## [Description of the task]
Set down the whole listing verbatim.

===== Data records =====

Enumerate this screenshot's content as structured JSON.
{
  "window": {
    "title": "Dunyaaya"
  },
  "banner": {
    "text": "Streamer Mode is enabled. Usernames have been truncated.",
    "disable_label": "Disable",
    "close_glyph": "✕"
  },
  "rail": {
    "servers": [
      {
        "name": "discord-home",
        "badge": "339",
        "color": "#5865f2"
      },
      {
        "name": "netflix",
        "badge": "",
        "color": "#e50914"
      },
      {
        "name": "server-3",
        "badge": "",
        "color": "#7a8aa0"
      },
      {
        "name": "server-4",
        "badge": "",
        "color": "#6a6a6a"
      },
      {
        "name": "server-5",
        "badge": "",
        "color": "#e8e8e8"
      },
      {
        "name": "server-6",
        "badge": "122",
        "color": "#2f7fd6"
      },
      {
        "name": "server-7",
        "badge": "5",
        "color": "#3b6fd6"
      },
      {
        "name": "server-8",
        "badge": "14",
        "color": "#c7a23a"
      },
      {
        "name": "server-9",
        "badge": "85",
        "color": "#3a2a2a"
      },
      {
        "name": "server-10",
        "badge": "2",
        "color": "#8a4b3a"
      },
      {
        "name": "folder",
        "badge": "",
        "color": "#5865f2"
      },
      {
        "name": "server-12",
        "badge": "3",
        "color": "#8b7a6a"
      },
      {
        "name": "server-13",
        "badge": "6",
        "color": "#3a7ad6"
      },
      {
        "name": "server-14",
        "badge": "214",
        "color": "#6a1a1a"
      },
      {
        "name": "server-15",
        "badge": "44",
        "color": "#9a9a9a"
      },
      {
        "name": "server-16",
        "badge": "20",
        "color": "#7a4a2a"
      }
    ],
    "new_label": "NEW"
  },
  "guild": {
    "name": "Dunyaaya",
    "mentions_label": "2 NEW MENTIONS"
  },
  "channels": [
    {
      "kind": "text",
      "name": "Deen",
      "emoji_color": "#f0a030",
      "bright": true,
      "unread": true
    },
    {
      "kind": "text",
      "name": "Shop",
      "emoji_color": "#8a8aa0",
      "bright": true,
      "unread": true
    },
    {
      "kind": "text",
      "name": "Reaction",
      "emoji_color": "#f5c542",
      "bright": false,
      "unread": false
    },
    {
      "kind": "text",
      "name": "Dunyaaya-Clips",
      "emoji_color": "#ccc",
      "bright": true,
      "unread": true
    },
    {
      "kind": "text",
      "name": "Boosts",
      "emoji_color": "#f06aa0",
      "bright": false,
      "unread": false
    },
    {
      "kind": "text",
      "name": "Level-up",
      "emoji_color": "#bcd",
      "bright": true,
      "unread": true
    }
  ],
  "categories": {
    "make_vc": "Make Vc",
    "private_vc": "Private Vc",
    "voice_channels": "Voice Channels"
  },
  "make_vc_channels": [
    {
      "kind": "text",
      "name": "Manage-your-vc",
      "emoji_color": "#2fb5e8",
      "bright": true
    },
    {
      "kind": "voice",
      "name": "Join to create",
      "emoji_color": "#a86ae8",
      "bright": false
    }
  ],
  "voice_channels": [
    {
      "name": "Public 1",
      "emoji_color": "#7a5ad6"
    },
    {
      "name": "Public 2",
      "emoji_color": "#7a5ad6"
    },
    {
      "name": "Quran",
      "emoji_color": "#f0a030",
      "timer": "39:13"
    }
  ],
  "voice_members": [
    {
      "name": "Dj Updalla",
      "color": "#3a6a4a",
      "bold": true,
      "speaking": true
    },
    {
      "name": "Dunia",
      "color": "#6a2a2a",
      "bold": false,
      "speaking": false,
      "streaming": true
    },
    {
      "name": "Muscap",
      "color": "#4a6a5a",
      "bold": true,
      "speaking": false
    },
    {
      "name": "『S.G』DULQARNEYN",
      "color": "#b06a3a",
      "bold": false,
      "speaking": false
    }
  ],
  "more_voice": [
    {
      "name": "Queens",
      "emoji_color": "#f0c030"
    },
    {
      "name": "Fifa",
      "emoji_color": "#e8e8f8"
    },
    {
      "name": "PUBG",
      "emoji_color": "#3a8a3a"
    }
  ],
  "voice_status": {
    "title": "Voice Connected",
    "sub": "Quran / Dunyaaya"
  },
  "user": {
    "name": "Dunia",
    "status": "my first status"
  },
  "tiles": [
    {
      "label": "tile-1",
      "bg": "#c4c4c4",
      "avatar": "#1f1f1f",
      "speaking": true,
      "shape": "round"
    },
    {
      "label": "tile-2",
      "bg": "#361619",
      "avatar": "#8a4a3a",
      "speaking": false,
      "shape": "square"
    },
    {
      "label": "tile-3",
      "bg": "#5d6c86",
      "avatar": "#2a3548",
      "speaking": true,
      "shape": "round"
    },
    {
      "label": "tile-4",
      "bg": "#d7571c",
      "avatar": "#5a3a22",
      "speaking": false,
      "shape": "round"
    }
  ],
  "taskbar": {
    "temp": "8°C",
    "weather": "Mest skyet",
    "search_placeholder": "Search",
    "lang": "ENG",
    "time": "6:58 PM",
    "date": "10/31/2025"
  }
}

=====

## [Response to the task]
Enumerate this screenshot's content as structured JSON.
{
  "window": {
    "title": "Dunyaaya"
  },
  "banner": {
    "text": "Streamer Mode is enabled. Usernames have been truncated.",
    "disable_label": "Disable",
    "close_glyph": "✕"
  },
  "rail": {
    "servers": [
      {
        "name": "discord-home",
        "badge": "339",
        "color": "#5865f2"
      },
      {
        "name": "netflix",
        "badge": "",
        "color": "#e50914"
      },
      {
        "name": "server-3",
        "badge": "",
        "color": "#7a8aa0"
      },
      {
        "name": "server-4",
        "badge": "",
        "color": "#6a6a6a"
      },
      {
        "name": "server-5",
        "badge": "",
        "color": "#e8e8e8"
      },
      {
        "name": "server-6",
        "badge": "122",
        "color": "#2f7fd6"
      },
      {
        "name": "server-7",
        "badge": "5",
        "color": "#3b6fd6"
      },
      {
        "name": "server-8",
        "badge": "14",
        "color": "#c7a23a"
      },
      {
        "name": "server-9",
        "badge": "85",
        "color": "#3a2a2a"
      },
      {
        "name": "server-10",
        "badge": "2",
        "color": "#8a4b3a"
      },
      {
        "name": "folder",
        "badge": "",
        "color": "#5865f2"
      },
      {
        "name": "server-12",
        "badge": "3",
        "color": "#8b7a6a"
      },
      {
        "name": "server-13",
        "badge": "6",
        "color": "#3a7ad6"
      },
      {
        "name": "server-14",
        "badge": "214",
        "color": "#6a1a1a"
      },
      {
        "name": "server-15",
        "badge": "44",
        "color": "#9a9a9a"
      },
      {
        "name": "server-16",
        "badge": "20",
        "color": "#7a4a2a"
      }
    ],
    "new_label": "NEW"
  },
  "guild": {
    "name": "Dunyaaya",
    "mentions_label": "2 NEW MENTIONS"
  },
  "channels": [
    {
      "kind": "text",
      "name": "Deen",
      "emoji_color": "#f0a030",
      "bright": true,
      "unread": true
    },
    {
      "kind": "text",
      "name": "Shop",
      "emoji_color": "#8a8aa0",
      "bright": true,
      "unread": true
    },
    {
      "kind": "text",
      "name": "Reaction",
      "emoji_color": "#f5c542",
      "bright": false,
      "unread": false
    },
    {
      "kind": "text",
      "name": "Dunyaaya-Clips",
      "emoji_color": "#ccc",
      "bright": true,
      "unread": true
    },
    {
      "kind": "text",
      "name": "Boosts",
      "emoji_color": "#f06aa0",
      "bright": false,
      "unread": false
    },
    {
      "kind": "text",
      "name": "Level-up",
      "emoji_color": "#bcd",
      "bright": true,
      "unread": true
    }
  ],
  "categories": {
    "make_vc": "Make Vc",
    "private_vc": "Private Vc",
    "voice_channels": "Voice Channels"
  },
  "make_vc_channels": [
    {
      "kind": "text",
      "name": "Manage-your-vc",
      "emoji_color": "#2fb5e8",
      "bright": true
    },
    {
      "kind": "voice",
      "name": "Join to create",
      "emoji_color": "#a86ae8",
      "bright": false
    }
  ],
  "voice_channels": [
    {
      "name": "Public 1",
      "emoji_color": "#7a5ad6"
    },
    {
      "name": "Public 2",
      "emoji_color": "#7a5ad6"
    },
    {
      "name": "Quran",
      "emoji_color": "#f0a030",
      "timer": "39:13"
    }
  ],
  "voice_members": [
    {
      "name": "Dj Updalla",
      "color": "#3a6a4a",
      "bold": true,
      "speaking": true
    },
    {
      "name": "Dunia",
      "color": "#6a2a2a",
      "bold": false,
      "speaking": false,
      "streaming": true
    },
    {
      "name": "Muscap",
      "color": "#4a6a5a",
      "bold": true,
      "speaking": false
    },
    {
      "name": "『S.G』DULQARNEYN",
      "color": "#b06a3a",
      "bold": false,
      "speaking": false
    }
  ],
  "more_voice": [
    {
      "name": "Queens",
      "emoji_color": "#f0c030"
    },
    {
      "name": "Fifa",
      "emoji_color": "#e8e8f8"
    },
    {
      "name": "PUBG",
      "emoji_color": "#3a8a3a"
    }
  ],
  "voice_status": {
    "title": "Voice Connected",
    "sub": "Quran / Dunyaaya"
  },
  "user": {
    "name": "Dunia",
    "status": "my first status"
  },
  "tiles": [
    {
      "label": "tile-1",
      "bg": "#c4c4c4",
      "avatar": "#1f1f1f",
      "speaking": true,
      "shape": "round"
    },
    {
      "label": "tile-2",
      "bg": "#361619",
      "avatar": "#8a4a3a",
      "speaking": false,
      "shape": "square"
    },
    {
      "label": "tile-3",
      "bg": "#5d6c86",
      "avatar": "#2a3548",
      "speaking": true,
      "shape": "round"
    },
    {
      "label": "tile-4",
      "bg": "#d7571c",
      "avatar": "#5a3a22",
      "speaking": false,
      "shape": "round"
    }
  ],
  "taskbar": {
    "temp": "8°C",
    "weather": "Mest skyet",
    "search_placeholder": "Search",
    "lang": "ENG",
    "time": "6:58 PM",
    "date": "10/31/2025"
  }
}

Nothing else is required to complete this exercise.